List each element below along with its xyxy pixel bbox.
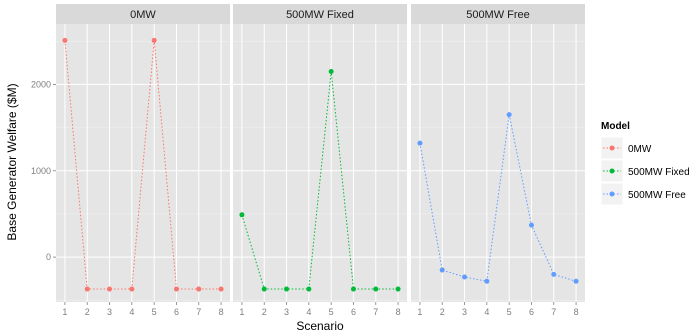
facet-strip bbox=[411, 4, 585, 24]
x-tick-label: 2 bbox=[262, 307, 267, 317]
legend-item: 0MW bbox=[600, 136, 652, 160]
legend-key-point bbox=[609, 145, 615, 151]
data-point bbox=[395, 286, 401, 292]
legend-label: 0MW bbox=[628, 144, 652, 155]
facet-strip-label: 500MW Fixed bbox=[286, 9, 354, 21]
data-point bbox=[173, 286, 179, 292]
data-point bbox=[551, 271, 557, 277]
y-axis-title: Base Generator Welfare ($M) bbox=[5, 83, 19, 240]
data-point bbox=[573, 278, 579, 284]
legend-key-point bbox=[609, 191, 615, 197]
data-point bbox=[506, 112, 512, 118]
x-tick-label: 4 bbox=[484, 307, 489, 317]
data-point bbox=[129, 286, 135, 292]
data-point bbox=[417, 140, 423, 146]
x-tick-label: 8 bbox=[574, 307, 579, 317]
facet-panel: 500MW Fixed 1 2 3 4 5 6 7 8 bbox=[233, 4, 407, 317]
x-tick-label: 1 bbox=[417, 307, 422, 317]
data-point bbox=[484, 278, 490, 284]
x-tick-label: 6 bbox=[174, 307, 179, 317]
facet-strip-label: 0MW bbox=[130, 9, 156, 21]
data-point bbox=[350, 286, 356, 292]
x-axis-title: Scenario bbox=[296, 319, 344, 333]
y-tick-label: 1000 bbox=[31, 166, 51, 176]
data-point bbox=[218, 286, 224, 292]
y-axis: 0 1000 2000 bbox=[31, 79, 56, 262]
x-tick-label: 1 bbox=[62, 307, 67, 317]
x-tick-label: 4 bbox=[306, 307, 311, 317]
data-point bbox=[328, 68, 334, 74]
series-line bbox=[419, 114, 577, 282]
data-point bbox=[373, 286, 379, 292]
x-tick-label: 3 bbox=[462, 307, 467, 317]
data-point bbox=[261, 286, 267, 292]
x-tick-label: 3 bbox=[284, 307, 289, 317]
data-point bbox=[62, 37, 68, 43]
data-point bbox=[107, 286, 113, 292]
x-tick-label: 5 bbox=[507, 307, 512, 317]
plot-background bbox=[411, 24, 585, 302]
data-point bbox=[239, 212, 245, 218]
x-tick-label: 1 bbox=[239, 307, 244, 317]
series-line bbox=[64, 40, 222, 290]
data-point bbox=[462, 274, 468, 280]
x-tick-label: 3 bbox=[107, 307, 112, 317]
legend-title: Model bbox=[601, 121, 630, 132]
x-tick-label: 7 bbox=[373, 307, 378, 317]
legend-key-point bbox=[609, 168, 615, 174]
x-tick-label: 8 bbox=[219, 307, 224, 317]
x-tick-label: 2 bbox=[440, 307, 445, 317]
x-tick-label: 5 bbox=[152, 307, 157, 317]
plot-background bbox=[233, 24, 407, 302]
facet-strip bbox=[56, 4, 230, 24]
series-line bbox=[241, 71, 399, 290]
legend-label: 500MW Free bbox=[628, 190, 686, 201]
y-tick-label: 0 bbox=[46, 252, 51, 262]
x-tick-label: 6 bbox=[529, 307, 534, 317]
x-tick-label: 7 bbox=[551, 307, 556, 317]
legend-label: 500MW Fixed bbox=[628, 167, 690, 178]
data-point bbox=[84, 286, 90, 292]
data-point bbox=[528, 222, 534, 228]
data-point bbox=[151, 37, 157, 43]
facet-strip bbox=[233, 4, 407, 24]
facet-panel: 0MW 1 2 3 4 5 6 7 8 bbox=[56, 4, 230, 317]
facet-panel: 500MW Free 1 2 3 4 5 6 7 8 bbox=[411, 4, 585, 317]
legend-item: 500MW Free bbox=[600, 182, 686, 206]
data-point bbox=[284, 286, 290, 292]
data-point bbox=[439, 267, 445, 273]
x-tick-label: 4 bbox=[129, 307, 134, 317]
x-tick-label: 5 bbox=[329, 307, 334, 317]
legend: Model 0MW 500MW Fixed 500MW Free bbox=[600, 121, 690, 206]
x-tick-label: 8 bbox=[396, 307, 401, 317]
legend-item: 500MW Fixed bbox=[600, 159, 690, 183]
data-point bbox=[306, 286, 312, 292]
x-tick-label: 6 bbox=[351, 307, 356, 317]
x-tick-label: 7 bbox=[196, 307, 201, 317]
y-tick-label: 2000 bbox=[31, 79, 51, 89]
x-tick-label: 2 bbox=[85, 307, 90, 317]
data-point bbox=[196, 286, 202, 292]
facet-strip-label: 500MW Free bbox=[466, 9, 530, 21]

* WRITTEN REQUEST: Convert all the rows above into a JSON list of strings with one string per line, skipping blank lines and leaving out the picture.

* SOLUTION TO THE EXERCISE:
[
  "List each element below along with its xyxy pixel bbox.",
  "facet-strip bbox=[411, 4, 585, 24]",
  "x-tick-label: 2 bbox=[262, 307, 267, 317]",
  "legend-item: 0MW bbox=[600, 136, 652, 160]",
  "legend-key-point bbox=[609, 145, 615, 151]",
  "data-point bbox=[395, 286, 401, 292]",
  "legend-label: 0MW bbox=[628, 144, 652, 155]",
  "facet-strip-label: 500MW Fixed bbox=[286, 9, 354, 21]",
  "data-point bbox=[173, 286, 179, 292]",
  "data-point bbox=[551, 271, 557, 277]",
  "y-axis-title: Base Generator Welfare ($M) bbox=[5, 83, 19, 240]",
  "data-point bbox=[573, 278, 579, 284]",
  "legend-key-point bbox=[609, 191, 615, 197]",
  "data-point bbox=[506, 112, 512, 118]",
  "x-tick-label: 4 bbox=[484, 307, 489, 317]",
  "data-point bbox=[129, 286, 135, 292]",
  "data-point bbox=[417, 140, 423, 146]",
  "x-tick-label: 8 bbox=[574, 307, 579, 317]",
  "facet-panel: 500MW Fixed 1 2 3 4 5 6 7 8 bbox=[233, 4, 407, 317]",
  "x-tick-label: 1 bbox=[417, 307, 422, 317]",
  "data-point bbox=[484, 278, 490, 284]",
  "x-tick-label: 6 bbox=[174, 307, 179, 317]",
  "facet-strip-label: 0MW bbox=[130, 9, 156, 21]",
  "data-point bbox=[350, 286, 356, 292]",
  "x-axis-title: Scenario bbox=[296, 319, 344, 333]",
  "y-tick-label: 1000 bbox=[31, 166, 51, 176]",
  "data-point bbox=[218, 286, 224, 292]",
  "y-axis: 0 1000 2000 bbox=[31, 79, 56, 262]",
  "x-tick-label: 1 bbox=[62, 307, 67, 317]",
  "x-tick-label: 4 bbox=[306, 307, 311, 317]",
  "data-point bbox=[328, 68, 334, 74]",
  "series-line bbox=[419, 114, 577, 282]",
  "data-point bbox=[373, 286, 379, 292]",
  "x-tick-label: 3 bbox=[462, 307, 467, 317]",
  "data-point bbox=[261, 286, 267, 292]",
  "x-tick-label: 3 bbox=[284, 307, 289, 317]",
  "data-point bbox=[62, 37, 68, 43]",
  "data-point bbox=[107, 286, 113, 292]",
  "x-tick-label: 5 bbox=[507, 307, 512, 317]",
  "plot-background bbox=[411, 24, 585, 302]",
  "data-point bbox=[239, 212, 245, 218]",
  "x-tick-label: 1 bbox=[239, 307, 244, 317]",
  "series-line bbox=[64, 40, 222, 290]",
  "data-point bbox=[462, 274, 468, 280]",
  "x-tick-label: 3 bbox=[107, 307, 112, 317]",
  "legend-title: Model bbox=[601, 121, 630, 132]",
  "x-tick-label: 7 bbox=[373, 307, 378, 317]",
  "legend-key-point bbox=[609, 168, 615, 174]",
  "x-tick-label: 8 bbox=[219, 307, 224, 317]",
  "x-tick-label: 2 bbox=[440, 307, 445, 317]",
  "x-tick-label: 5 bbox=[152, 307, 157, 317]",
  "plot-background bbox=[233, 24, 407, 302]",
  "facet-strip bbox=[56, 4, 230, 24]",
  "series-line bbox=[241, 71, 399, 290]",
  "legend-label: 500MW Free bbox=[628, 190, 686, 201]",
  "y-tick-label: 0 bbox=[46, 252, 51, 262]",
  "x-tick-label: 6 bbox=[529, 307, 534, 317]",
  "x-tick-label: 7 bbox=[551, 307, 556, 317]",
  "legend-label: 500MW Fixed bbox=[628, 167, 690, 178]",
  "data-point bbox=[84, 286, 90, 292]",
  "data-point bbox=[528, 222, 534, 228]",
  "data-point bbox=[151, 37, 157, 43]",
  "facet-strip bbox=[233, 4, 407, 24]",
  "facet-panel: 0MW 1 2 3 4 5 6 7 8 bbox=[56, 4, 230, 317]",
  "facet-panel: 500MW Free 1 2 3 4 5 6 7 8 bbox=[411, 4, 585, 317]",
  "legend-item: 500MW Free bbox=[600, 182, 686, 206]",
  "data-point bbox=[284, 286, 290, 292]",
  "data-point bbox=[439, 267, 445, 273]",
  "x-tick-label: 4 bbox=[129, 307, 134, 317]",
  "x-tick-label: 5 bbox=[329, 307, 334, 317]",
  "legend: Model 0MW 500MW Fixed 500MW Free bbox=[600, 121, 690, 206]",
  "x-tick-label: 8 bbox=[396, 307, 401, 317]",
  "legend-item: 500MW Fixed bbox=[600, 159, 690, 183]",
  "data-point bbox=[306, 286, 312, 292]",
  "x-tick-label: 6 bbox=[351, 307, 356, 317]",
  "x-tick-label: 7 bbox=[196, 307, 201, 317]",
  "y-tick-label: 2000 bbox=[31, 79, 51, 89]",
  "x-tick-label: 2 bbox=[85, 307, 90, 317]",
  "data-point bbox=[196, 286, 202, 292]",
  "facet-strip-label: 500MW Free bbox=[466, 9, 530, 21]"
]